Aim
Identify all lines in the listing that include the word "JSON", and copy them out.
⟨
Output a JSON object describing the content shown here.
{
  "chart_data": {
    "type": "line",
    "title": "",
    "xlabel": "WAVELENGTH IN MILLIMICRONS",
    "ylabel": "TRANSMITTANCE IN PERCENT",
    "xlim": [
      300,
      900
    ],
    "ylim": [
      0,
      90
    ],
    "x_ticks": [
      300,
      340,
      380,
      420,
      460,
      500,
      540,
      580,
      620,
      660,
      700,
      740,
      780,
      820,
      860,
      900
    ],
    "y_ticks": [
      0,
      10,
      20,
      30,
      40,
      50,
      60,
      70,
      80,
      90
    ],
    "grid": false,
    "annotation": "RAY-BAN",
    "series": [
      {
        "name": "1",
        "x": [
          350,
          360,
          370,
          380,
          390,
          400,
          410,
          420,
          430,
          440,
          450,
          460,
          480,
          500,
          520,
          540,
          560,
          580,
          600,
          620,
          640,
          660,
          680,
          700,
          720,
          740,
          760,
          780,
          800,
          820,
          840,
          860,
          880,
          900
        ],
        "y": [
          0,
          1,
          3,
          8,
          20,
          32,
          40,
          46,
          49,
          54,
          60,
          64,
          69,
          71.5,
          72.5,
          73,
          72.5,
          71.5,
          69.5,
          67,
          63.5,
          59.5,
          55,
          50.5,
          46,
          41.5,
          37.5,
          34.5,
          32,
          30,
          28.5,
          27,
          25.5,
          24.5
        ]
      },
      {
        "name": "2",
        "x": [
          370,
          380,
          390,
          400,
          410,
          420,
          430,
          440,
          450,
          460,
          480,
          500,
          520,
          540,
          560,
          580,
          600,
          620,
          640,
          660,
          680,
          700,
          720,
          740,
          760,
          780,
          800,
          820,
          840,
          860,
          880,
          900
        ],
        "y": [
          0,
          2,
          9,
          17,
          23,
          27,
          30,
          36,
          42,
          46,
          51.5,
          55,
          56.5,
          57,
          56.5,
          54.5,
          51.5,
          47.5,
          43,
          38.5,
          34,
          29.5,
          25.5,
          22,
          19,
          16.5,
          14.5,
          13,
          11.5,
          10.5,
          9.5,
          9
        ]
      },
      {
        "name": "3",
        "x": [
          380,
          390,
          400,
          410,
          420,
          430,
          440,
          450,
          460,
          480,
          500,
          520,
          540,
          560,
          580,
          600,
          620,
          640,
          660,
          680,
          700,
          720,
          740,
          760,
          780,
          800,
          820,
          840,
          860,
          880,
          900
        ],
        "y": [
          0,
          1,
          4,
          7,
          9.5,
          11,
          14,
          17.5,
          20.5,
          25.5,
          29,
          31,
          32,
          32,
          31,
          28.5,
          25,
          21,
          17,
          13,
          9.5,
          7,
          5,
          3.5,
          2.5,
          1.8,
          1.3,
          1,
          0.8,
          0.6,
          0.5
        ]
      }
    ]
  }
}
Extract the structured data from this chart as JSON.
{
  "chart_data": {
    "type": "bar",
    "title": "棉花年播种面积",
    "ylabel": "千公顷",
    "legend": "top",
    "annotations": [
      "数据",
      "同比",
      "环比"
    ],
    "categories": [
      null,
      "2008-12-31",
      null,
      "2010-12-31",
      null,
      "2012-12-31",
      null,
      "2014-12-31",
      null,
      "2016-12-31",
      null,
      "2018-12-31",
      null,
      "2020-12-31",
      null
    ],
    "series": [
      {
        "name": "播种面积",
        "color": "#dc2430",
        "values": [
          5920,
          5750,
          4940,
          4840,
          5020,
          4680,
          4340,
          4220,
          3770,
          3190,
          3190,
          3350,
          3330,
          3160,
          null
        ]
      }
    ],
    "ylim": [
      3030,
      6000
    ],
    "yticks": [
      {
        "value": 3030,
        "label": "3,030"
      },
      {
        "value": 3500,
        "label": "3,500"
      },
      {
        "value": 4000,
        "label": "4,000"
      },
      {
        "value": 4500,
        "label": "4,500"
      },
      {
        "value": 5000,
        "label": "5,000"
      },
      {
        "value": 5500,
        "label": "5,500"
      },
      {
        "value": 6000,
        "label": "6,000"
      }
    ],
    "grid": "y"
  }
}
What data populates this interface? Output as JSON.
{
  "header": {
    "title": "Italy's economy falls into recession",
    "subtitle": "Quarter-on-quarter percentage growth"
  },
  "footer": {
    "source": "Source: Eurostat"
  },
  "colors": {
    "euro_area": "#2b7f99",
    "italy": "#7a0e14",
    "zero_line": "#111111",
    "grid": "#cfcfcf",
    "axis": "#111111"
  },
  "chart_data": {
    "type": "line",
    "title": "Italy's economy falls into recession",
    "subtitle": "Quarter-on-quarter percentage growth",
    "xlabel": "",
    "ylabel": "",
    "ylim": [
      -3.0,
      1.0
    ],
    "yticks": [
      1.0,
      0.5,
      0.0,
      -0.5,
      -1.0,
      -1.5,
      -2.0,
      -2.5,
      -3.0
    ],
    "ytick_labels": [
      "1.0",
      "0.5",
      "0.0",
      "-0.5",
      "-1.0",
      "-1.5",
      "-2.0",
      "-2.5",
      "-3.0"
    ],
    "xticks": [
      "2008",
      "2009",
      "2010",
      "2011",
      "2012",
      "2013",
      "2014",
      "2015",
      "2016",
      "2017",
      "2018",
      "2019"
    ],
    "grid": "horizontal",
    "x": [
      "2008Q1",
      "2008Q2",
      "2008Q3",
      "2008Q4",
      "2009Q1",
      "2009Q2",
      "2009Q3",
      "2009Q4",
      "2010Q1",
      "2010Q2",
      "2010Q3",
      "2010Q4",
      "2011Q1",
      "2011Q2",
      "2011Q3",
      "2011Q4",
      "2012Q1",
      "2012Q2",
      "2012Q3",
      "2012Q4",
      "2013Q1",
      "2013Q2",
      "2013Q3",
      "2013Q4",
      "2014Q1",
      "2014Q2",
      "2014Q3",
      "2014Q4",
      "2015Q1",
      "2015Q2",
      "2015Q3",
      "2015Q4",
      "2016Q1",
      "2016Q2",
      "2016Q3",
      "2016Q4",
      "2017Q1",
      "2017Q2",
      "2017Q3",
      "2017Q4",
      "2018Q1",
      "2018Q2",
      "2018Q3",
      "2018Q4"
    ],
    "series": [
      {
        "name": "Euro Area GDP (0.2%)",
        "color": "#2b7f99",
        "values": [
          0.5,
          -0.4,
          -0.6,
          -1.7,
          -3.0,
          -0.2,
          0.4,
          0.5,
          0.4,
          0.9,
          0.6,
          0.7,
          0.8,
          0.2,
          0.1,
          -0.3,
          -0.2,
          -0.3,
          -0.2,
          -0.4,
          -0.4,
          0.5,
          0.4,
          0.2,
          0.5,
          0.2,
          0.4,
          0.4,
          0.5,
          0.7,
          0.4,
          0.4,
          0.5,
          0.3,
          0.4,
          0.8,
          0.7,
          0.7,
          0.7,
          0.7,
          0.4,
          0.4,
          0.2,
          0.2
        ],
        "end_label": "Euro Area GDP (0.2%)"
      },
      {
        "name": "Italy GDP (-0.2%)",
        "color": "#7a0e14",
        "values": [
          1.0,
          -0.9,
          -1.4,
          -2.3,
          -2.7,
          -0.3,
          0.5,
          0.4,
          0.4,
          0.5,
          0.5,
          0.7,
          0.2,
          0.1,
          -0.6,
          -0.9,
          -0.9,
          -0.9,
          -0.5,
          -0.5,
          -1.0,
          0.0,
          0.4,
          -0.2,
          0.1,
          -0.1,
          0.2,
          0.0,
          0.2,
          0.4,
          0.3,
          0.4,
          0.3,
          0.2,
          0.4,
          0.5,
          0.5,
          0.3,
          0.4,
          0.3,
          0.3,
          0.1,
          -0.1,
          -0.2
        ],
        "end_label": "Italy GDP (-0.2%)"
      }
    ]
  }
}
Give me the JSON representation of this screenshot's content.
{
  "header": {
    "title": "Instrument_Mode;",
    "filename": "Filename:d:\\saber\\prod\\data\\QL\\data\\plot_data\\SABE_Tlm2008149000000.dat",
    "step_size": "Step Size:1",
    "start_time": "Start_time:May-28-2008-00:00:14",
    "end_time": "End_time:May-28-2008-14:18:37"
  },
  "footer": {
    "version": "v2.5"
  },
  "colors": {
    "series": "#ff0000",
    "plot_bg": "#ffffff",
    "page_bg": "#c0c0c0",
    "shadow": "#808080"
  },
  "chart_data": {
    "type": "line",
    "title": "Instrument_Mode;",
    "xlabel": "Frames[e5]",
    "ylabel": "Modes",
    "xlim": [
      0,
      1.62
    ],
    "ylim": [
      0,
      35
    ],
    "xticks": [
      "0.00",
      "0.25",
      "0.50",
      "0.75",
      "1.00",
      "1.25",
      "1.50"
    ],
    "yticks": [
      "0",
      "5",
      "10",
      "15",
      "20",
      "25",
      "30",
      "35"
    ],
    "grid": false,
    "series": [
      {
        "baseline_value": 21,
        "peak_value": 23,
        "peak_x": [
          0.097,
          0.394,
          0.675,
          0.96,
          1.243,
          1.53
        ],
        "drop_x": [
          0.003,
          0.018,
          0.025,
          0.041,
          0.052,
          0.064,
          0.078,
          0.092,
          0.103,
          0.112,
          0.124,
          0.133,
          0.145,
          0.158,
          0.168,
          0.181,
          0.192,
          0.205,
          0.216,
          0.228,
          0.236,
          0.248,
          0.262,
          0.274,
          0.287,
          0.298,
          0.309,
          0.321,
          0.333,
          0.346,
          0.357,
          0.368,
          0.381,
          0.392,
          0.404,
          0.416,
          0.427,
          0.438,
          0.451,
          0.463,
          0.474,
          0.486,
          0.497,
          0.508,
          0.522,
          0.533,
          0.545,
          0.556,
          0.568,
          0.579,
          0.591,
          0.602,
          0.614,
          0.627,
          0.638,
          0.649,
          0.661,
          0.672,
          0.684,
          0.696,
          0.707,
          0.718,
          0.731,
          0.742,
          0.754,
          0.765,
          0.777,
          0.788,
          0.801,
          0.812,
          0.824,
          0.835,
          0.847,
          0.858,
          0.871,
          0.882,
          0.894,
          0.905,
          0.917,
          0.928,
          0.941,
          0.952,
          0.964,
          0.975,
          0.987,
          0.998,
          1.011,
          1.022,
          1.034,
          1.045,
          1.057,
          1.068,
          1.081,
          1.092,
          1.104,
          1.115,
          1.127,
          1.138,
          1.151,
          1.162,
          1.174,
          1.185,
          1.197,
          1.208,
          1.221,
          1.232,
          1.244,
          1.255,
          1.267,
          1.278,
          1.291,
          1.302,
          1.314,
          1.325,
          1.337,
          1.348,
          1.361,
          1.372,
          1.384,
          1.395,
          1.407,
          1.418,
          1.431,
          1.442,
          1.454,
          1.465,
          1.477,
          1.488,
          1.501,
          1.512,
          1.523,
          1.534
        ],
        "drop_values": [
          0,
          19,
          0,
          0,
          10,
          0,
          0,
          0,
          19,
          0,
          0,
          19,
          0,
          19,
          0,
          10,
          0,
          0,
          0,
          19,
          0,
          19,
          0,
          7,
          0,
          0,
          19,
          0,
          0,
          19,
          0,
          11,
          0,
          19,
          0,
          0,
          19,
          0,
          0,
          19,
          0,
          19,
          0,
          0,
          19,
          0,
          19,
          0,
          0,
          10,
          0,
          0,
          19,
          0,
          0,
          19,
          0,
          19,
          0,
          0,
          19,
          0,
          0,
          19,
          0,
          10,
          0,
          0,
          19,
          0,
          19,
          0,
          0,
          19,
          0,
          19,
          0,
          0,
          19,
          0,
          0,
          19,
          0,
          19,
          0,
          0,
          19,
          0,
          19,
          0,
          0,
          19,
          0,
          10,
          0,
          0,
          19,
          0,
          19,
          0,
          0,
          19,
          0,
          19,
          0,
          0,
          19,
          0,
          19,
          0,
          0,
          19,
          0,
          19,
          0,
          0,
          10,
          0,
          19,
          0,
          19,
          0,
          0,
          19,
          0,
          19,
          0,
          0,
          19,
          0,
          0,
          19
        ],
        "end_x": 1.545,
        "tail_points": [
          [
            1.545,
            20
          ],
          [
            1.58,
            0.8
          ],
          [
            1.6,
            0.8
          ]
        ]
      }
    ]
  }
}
⟩
Answer
Output a JSON object describing the content shown here.
Extract the structured data from this chart as JSON.
What data populates this interface? Output as JSON.
Give me the JSON representation of this screenshot's content.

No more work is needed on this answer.